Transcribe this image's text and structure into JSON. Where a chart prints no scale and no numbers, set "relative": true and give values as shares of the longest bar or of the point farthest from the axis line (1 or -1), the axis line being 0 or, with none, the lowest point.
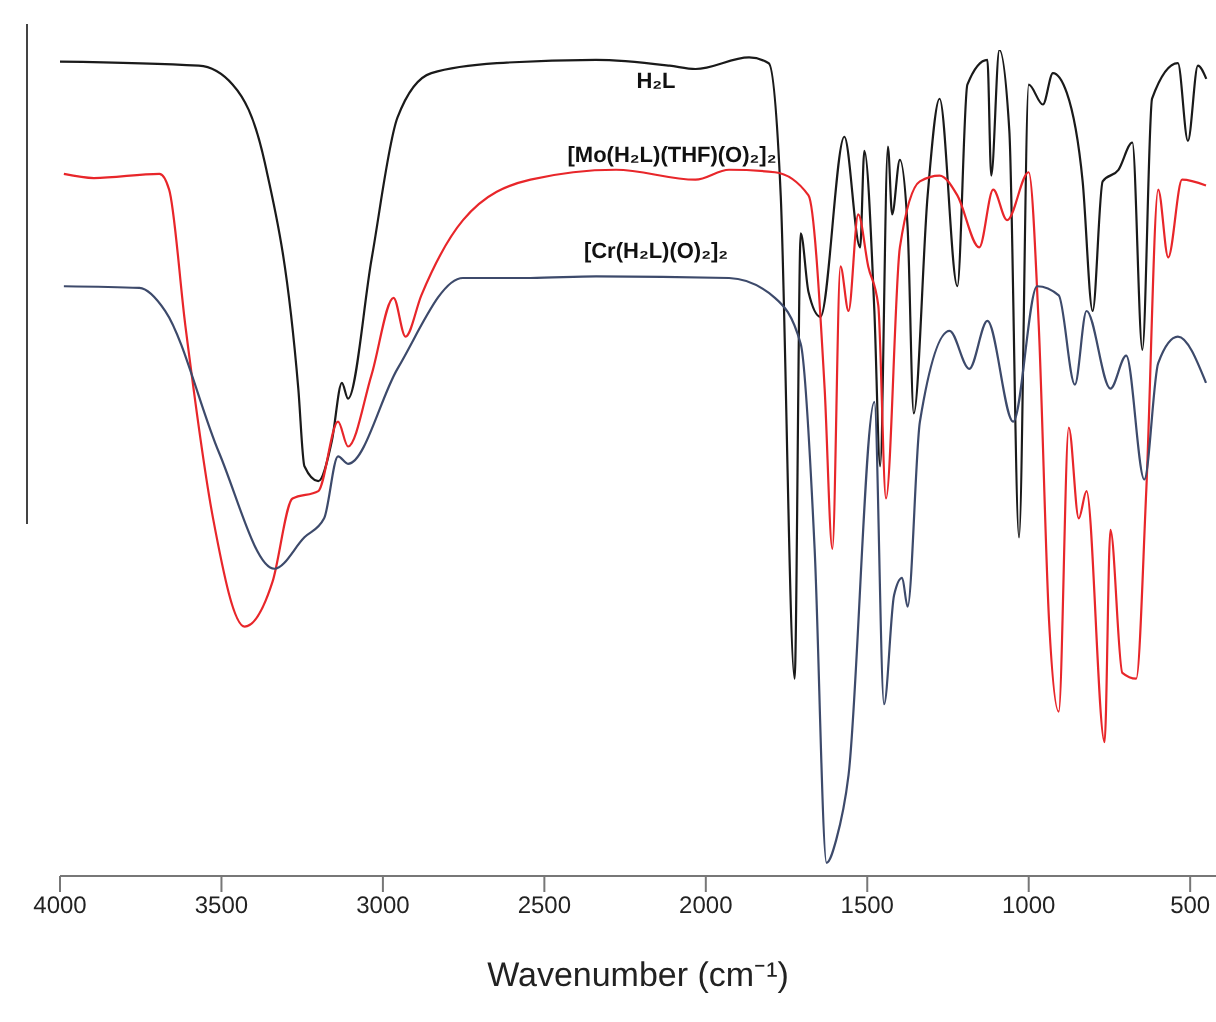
{
  "chart_data": {
    "type": "line",
    "xlabel": "Wavenumber (cm⁻¹)",
    "relative": true,
    "xlim": [
      4000,
      420
    ],
    "xticks": [
      4000,
      3500,
      3000,
      2500,
      2000,
      1500,
      1000,
      500
    ],
    "series": [
      {
        "name": "H₂L",
        "color": "#1a1a1a",
        "x": [
          4000,
          3570,
          3465,
          3366,
          3262,
          3243,
          3200,
          3158,
          3127,
          3108,
          3035,
          2955,
          2850,
          2647,
          2340,
          2112,
          2032,
          1866,
          1805,
          1768,
          1725,
          1706,
          1682,
          1645,
          1571,
          1522,
          1509,
          1478,
          1460,
          1436,
          1423,
          1399,
          1375,
          1356,
          1313,
          1276,
          1221,
          1190,
          1128,
          1116,
          1091,
          1060,
          1030,
          1000,
          956,
          925,
          882,
          833,
          802,
          771,
          722,
          679,
          648,
          618,
          538,
          507,
          476,
          450
        ],
        "values": [
          0.986,
          0.981,
          0.958,
          0.864,
          0.59,
          0.496,
          0.478,
          0.527,
          0.597,
          0.578,
          0.747,
          0.918,
          0.972,
          0.984,
          0.988,
          0.981,
          0.977,
          0.991,
          0.984,
          0.824,
          0.239,
          0.778,
          0.707,
          0.677,
          0.895,
          0.761,
          0.878,
          0.684,
          0.496,
          0.883,
          0.801,
          0.867,
          0.785,
          0.56,
          0.824,
          0.941,
          0.714,
          0.958,
          0.988,
          0.848,
          1.0,
          0.902,
          0.41,
          0.958,
          0.934,
          0.972,
          0.948,
          0.841,
          0.684,
          0.841,
          0.855,
          0.888,
          0.637,
          0.941,
          0.984,
          0.89,
          0.981,
          0.965
        ]
      },
      {
        "name": "[Mo(H₂L)(THF)(O)₂]₂",
        "color": "#e8262a",
        "x": [
          3988,
          3895,
          3692,
          3662,
          3612,
          3526,
          3428,
          3342,
          3280,
          3200,
          3139,
          3108,
          3035,
          2967,
          2930,
          2881,
          2752,
          2543,
          2278,
          2032,
          1928,
          1786,
          1682,
          1632,
          1608,
          1583,
          1558,
          1528,
          1497,
          1466,
          1442,
          1399,
          1337,
          1276,
          1221,
          1153,
          1110,
          1067,
          1000,
          969,
          937,
          907,
          876,
          845,
          821,
          765,
          747,
          710,
          667,
          636,
          599,
          568,
          525,
          451
        ],
        "values": [
          0.85,
          0.845,
          0.85,
          0.831,
          0.667,
          0.433,
          0.302,
          0.356,
          0.457,
          0.466,
          0.55,
          0.52,
          0.607,
          0.7,
          0.653,
          0.703,
          0.794,
          0.843,
          0.855,
          0.843,
          0.855,
          0.852,
          0.824,
          0.59,
          0.396,
          0.738,
          0.684,
          0.801,
          0.738,
          0.691,
          0.457,
          0.761,
          0.841,
          0.848,
          0.824,
          0.761,
          0.831,
          0.794,
          0.852,
          0.667,
          0.309,
          0.199,
          0.543,
          0.433,
          0.466,
          0.162,
          0.419,
          0.246,
          0.239,
          0.466,
          0.831,
          0.749,
          0.843,
          0.836
        ]
      },
      {
        "name": "[Cr(H₂L)(O)₂]₂",
        "color": "#3d4a6b",
        "x": [
          3988,
          3754,
          3674,
          3508,
          3336,
          3243,
          3182,
          3139,
          3108,
          2955,
          2752,
          2543,
          2340,
          1928,
          1786,
          1706,
          1663,
          1626,
          1596,
          1558,
          1478,
          1448,
          1417,
          1392,
          1375,
          1337,
          1245,
          1184,
          1128,
          1048,
          974,
          907,
          857,
          821,
          747,
          698,
          642,
          599,
          538,
          451
        ],
        "values": [
          0.714,
          0.712,
          0.684,
          0.513,
          0.372,
          0.41,
          0.433,
          0.508,
          0.499,
          0.614,
          0.724,
          0.724,
          0.726,
          0.724,
          0.7,
          0.644,
          0.396,
          0.016,
          0.044,
          0.122,
          0.574,
          0.208,
          0.34,
          0.361,
          0.326,
          0.55,
          0.66,
          0.614,
          0.672,
          0.55,
          0.714,
          0.703,
          0.595,
          0.684,
          0.59,
          0.63,
          0.48,
          0.621,
          0.653,
          0.597
        ]
      }
    ]
  }
}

**Exercise prompt**: Would you mind returning each entry above word for word, skipping the images?

**Correct result**:
Transcribe this image's text and structure into JSON. Where a chart prints no scale and no numbers, set "relative": true and give values as shares of the longest bar or of the point farthest from the axis line (1 or -1), the axis line being 0 or, with none, the lowest point.
{
  "chart_data": {
    "type": "line",
    "xlabel": "Wavenumber (cm⁻¹)",
    "relative": true,
    "xlim": [
      4000,
      420
    ],
    "xticks": [
      4000,
      3500,
      3000,
      2500,
      2000,
      1500,
      1000,
      500
    ],
    "series": [
      {
        "name": "H₂L",
        "color": "#1a1a1a",
        "x": [
          4000,
          3570,
          3465,
          3366,
          3262,
          3243,
          3200,
          3158,
          3127,
          3108,
          3035,
          2955,
          2850,
          2647,
          2340,
          2112,
          2032,
          1866,
          1805,
          1768,
          1725,
          1706,
          1682,
          1645,
          1571,
          1522,
          1509,
          1478,
          1460,
          1436,
          1423,
          1399,
          1375,
          1356,
          1313,
          1276,
          1221,
          1190,
          1128,
          1116,
          1091,
          1060,
          1030,
          1000,
          956,
          925,
          882,
          833,
          802,
          771,
          722,
          679,
          648,
          618,
          538,
          507,
          476,
          450
        ],
        "values": [
          0.986,
          0.981,
          0.958,
          0.864,
          0.59,
          0.496,
          0.478,
          0.527,
          0.597,
          0.578,
          0.747,
          0.918,
          0.972,
          0.984,
          0.988,
          0.981,
          0.977,
          0.991,
          0.984,
          0.824,
          0.239,
          0.778,
          0.707,
          0.677,
          0.895,
          0.761,
          0.878,
          0.684,
          0.496,
          0.883,
          0.801,
          0.867,
          0.785,
          0.56,
          0.824,
          0.941,
          0.714,
          0.958,
          0.988,
          0.848,
          1.0,
          0.902,
          0.41,
          0.958,
          0.934,
          0.972,
          0.948,
          0.841,
          0.684,
          0.841,
          0.855,
          0.888,
          0.637,
          0.941,
          0.984,
          0.89,
          0.981,
          0.965
        ]
      },
      {
        "name": "[Mo(H₂L)(THF)(O)₂]₂",
        "color": "#e8262a",
        "x": [
          3988,
          3895,
          3692,
          3662,
          3612,
          3526,
          3428,
          3342,
          3280,
          3200,
          3139,
          3108,
          3035,
          2967,
          2930,
          2881,
          2752,
          2543,
          2278,
          2032,
          1928,
          1786,
          1682,
          1632,
          1608,
          1583,
          1558,
          1528,
          1497,
          1466,
          1442,
          1399,
          1337,
          1276,
          1221,
          1153,
          1110,
          1067,
          1000,
          969,
          937,
          907,
          876,
          845,
          821,
          765,
          747,
          710,
          667,
          636,
          599,
          568,
          525,
          451
        ],
        "values": [
          0.85,
          0.845,
          0.85,
          0.831,
          0.667,
          0.433,
          0.302,
          0.356,
          0.457,
          0.466,
          0.55,
          0.52,
          0.607,
          0.7,
          0.653,
          0.703,
          0.794,
          0.843,
          0.855,
          0.843,
          0.855,
          0.852,
          0.824,
          0.59,
          0.396,
          0.738,
          0.684,
          0.801,
          0.738,
          0.691,
          0.457,
          0.761,
          0.841,
          0.848,
          0.824,
          0.761,
          0.831,
          0.794,
          0.852,
          0.667,
          0.309,
          0.199,
          0.543,
          0.433,
          0.466,
          0.162,
          0.419,
          0.246,
          0.239,
          0.466,
          0.831,
          0.749,
          0.843,
          0.836
        ]
      },
      {
        "name": "[Cr(H₂L)(O)₂]₂",
        "color": "#3d4a6b",
        "x": [
          3988,
          3754,
          3674,
          3508,
          3336,
          3243,
          3182,
          3139,
          3108,
          2955,
          2752,
          2543,
          2340,
          1928,
          1786,
          1706,
          1663,
          1626,
          1596,
          1558,
          1478,
          1448,
          1417,
          1392,
          1375,
          1337,
          1245,
          1184,
          1128,
          1048,
          974,
          907,
          857,
          821,
          747,
          698,
          642,
          599,
          538,
          451
        ],
        "values": [
          0.714,
          0.712,
          0.684,
          0.513,
          0.372,
          0.41,
          0.433,
          0.508,
          0.499,
          0.614,
          0.724,
          0.724,
          0.726,
          0.724,
          0.7,
          0.644,
          0.396,
          0.016,
          0.044,
          0.122,
          0.574,
          0.208,
          0.34,
          0.361,
          0.326,
          0.55,
          0.66,
          0.614,
          0.672,
          0.55,
          0.714,
          0.703,
          0.595,
          0.684,
          0.59,
          0.63,
          0.48,
          0.621,
          0.653,
          0.597
        ]
      }
    ]
  }
}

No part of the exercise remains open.